▸ **The problem**
Once you reach the line with "Type out the text in this image.", transcribe it and every line after it to the end of the records, exactly, but not the pictures.

▸ **Records shown**
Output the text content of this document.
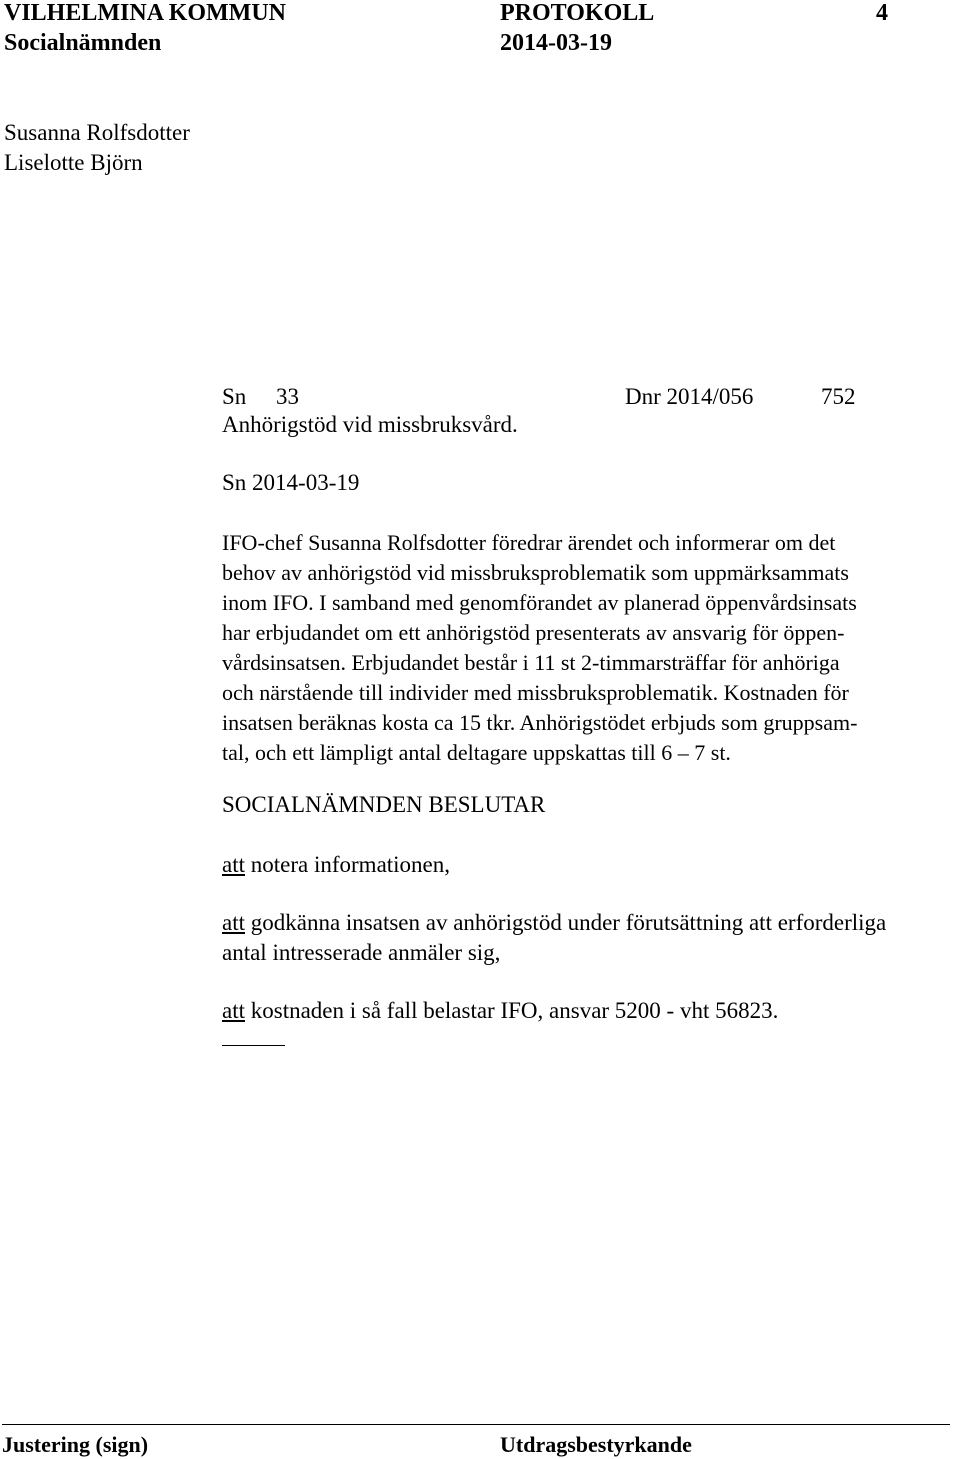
VILHELMINA KOMMUN	PROTOKOLL	4
Socialnämnden	2014-03-19
Susanna Rolfsdotter
Liselotte Björn
Sn 33	Dnr 2014/056	752
Anhörigstöd vid missbruksvård.
Sn 2014-03-19
IFO-chef Susanna Rolfsdotter föredrar ärendet och informerar om det
behov av anhörigstöd vid missbruksproblematik som uppmärksammats
inom IFO. I samband med genomförandet av planerad öppenvårdsinsats
har erbjudandet om ett anhörigstöd presenterats av ansvarig för öppen-
vårdsinsatsen. Erbjudandet består i 11 st 2-timmarsträffar för anhöriga
och närstående till individer med missbruksproblematik. Kostnaden för
insatsen beräknas kosta ca 15 tkr. Anhörigstödet erbjuds som gruppsam-
tal, och ett lämpligt antal deltagare uppskattas till 6 – 7 st.
SOCIALNÄMNDEN BESLUTAR
att notera informationen,
att godkänna insatsen av anhörigstöd under förutsättning att erforderliga
antal intresserade anmäler sig,
att kostnaden i så fall belastar IFO, ansvar 5200 - vht 56823.
Justering (sign)	Utdragsbestyrkande
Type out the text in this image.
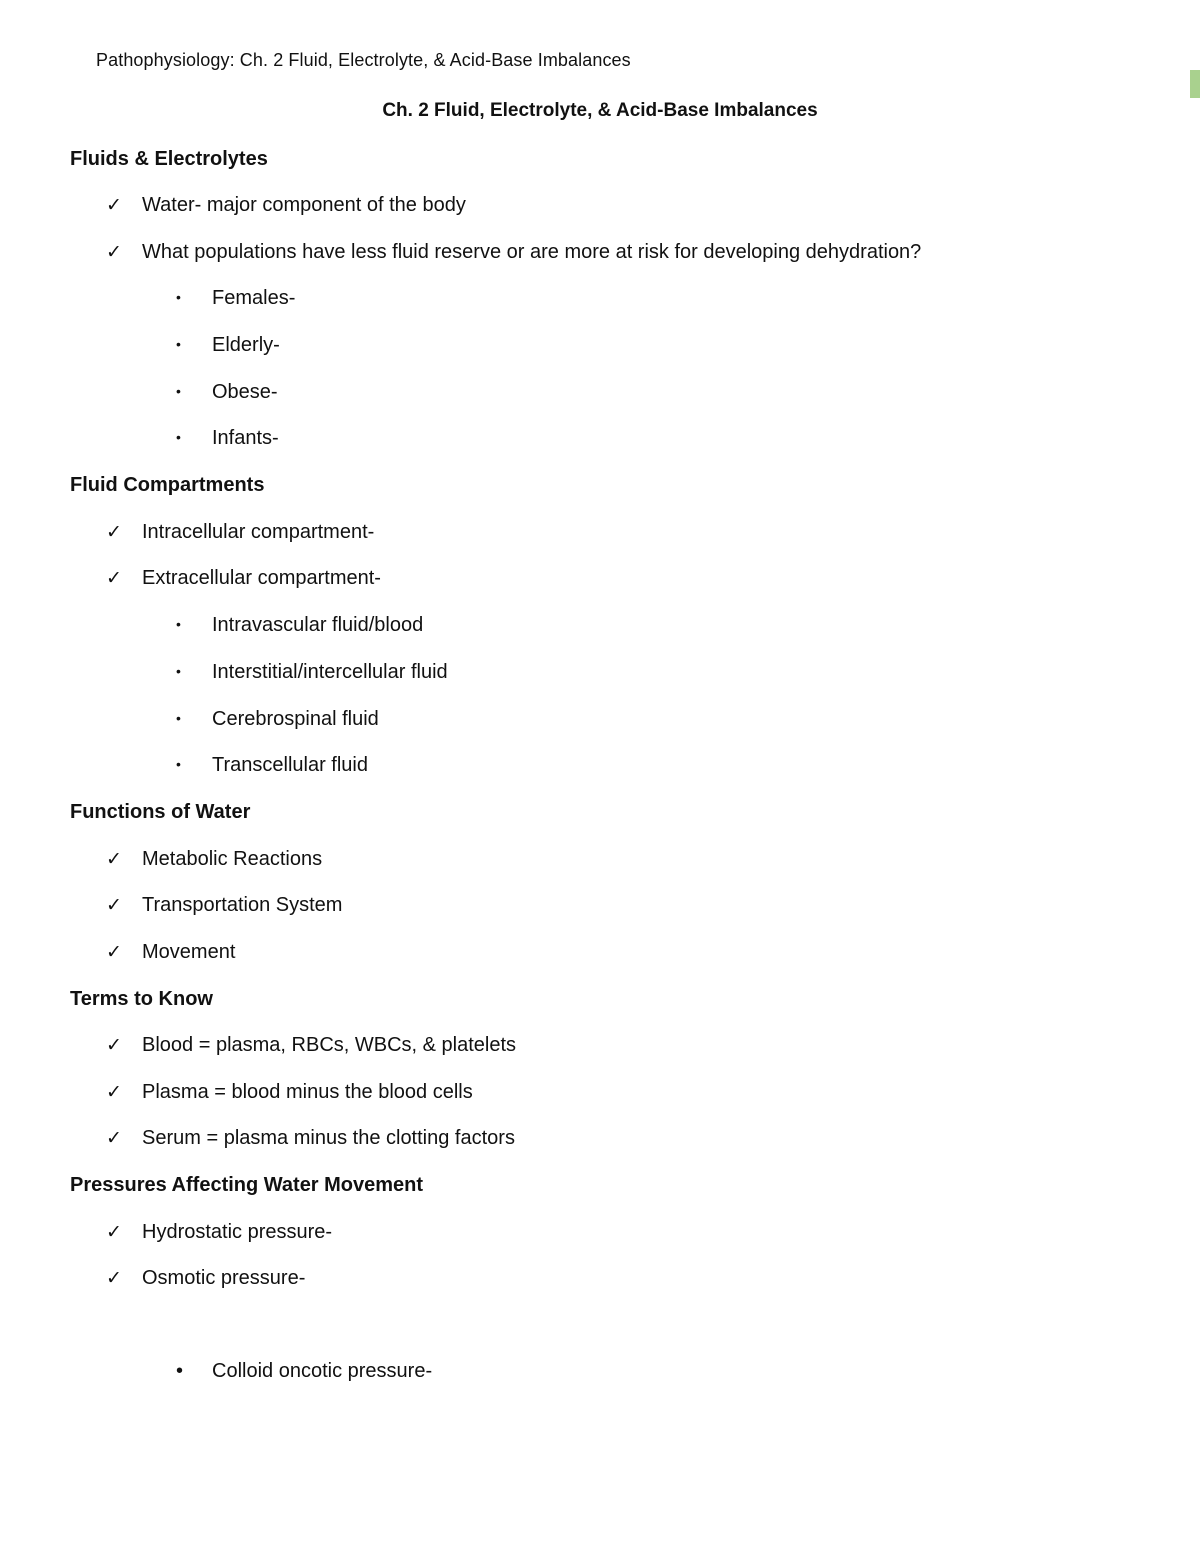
Pathophysiology: Ch. 2 Fluid, Electrolyte, & Acid-Base Imbalances
Ch. 2 Fluid, Electrolyte, & Acid-Base Imbalances
Fluids & Electrolytes
✓ Water- major component of the body
✓ What populations have less fluid reserve or are more at risk for developing dehydration?
• Females-
• Elderly-
• Obese-
• Infants-
Fluid Compartments
✓ Intracellular compartment-
✓ Extracellular compartment-
• Intravascular fluid/blood
• Interstitial/intercellular fluid
• Cerebrospinal fluid
• Transcellular fluid
Functions of Water
✓ Metabolic Reactions
✓ Transportation System
✓ Movement
Terms to Know
✓ Blood = plasma, RBCs, WBCs, & platelets
✓ Plasma = blood minus the blood cells
✓ Serum = plasma minus the clotting factors
Pressures Affecting Water Movement
✓ Hydrostatic pressure-
✓ Osmotic pressure-
• Colloid oncotic pressure-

▸ **Result below**
Type out the text in this image.
Pathophysiology: Ch. 2 Fluid, Electrolyte, & Acid-Base Imbalances
Ch. 2 Fluid, Electrolyte, & Acid-Base Imbalances
Fluids & Electrolytes
✓ Water- major component of the body
✓ What populations have less fluid reserve or are more at risk for developing dehydration?
• Females-
• Elderly-
• Obese-
• Infants-
Fluid Compartments
✓ Intracellular compartment-
✓ Extracellular compartment-
• Intravascular fluid/blood
• Interstitial/intercellular fluid
• Cerebrospinal fluid
• Transcellular fluid
Functions of Water
✓ Metabolic Reactions
✓ Transportation System
✓ Movement
Terms to Know
✓ Blood = plasma, RBCs, WBCs, & platelets
✓ Plasma = blood minus the blood cells
✓ Serum = plasma minus the clotting factors
Pressures Affecting Water Movement
✓ Hydrostatic pressure-
✓ Osmotic pressure-
• Colloid oncotic pressure-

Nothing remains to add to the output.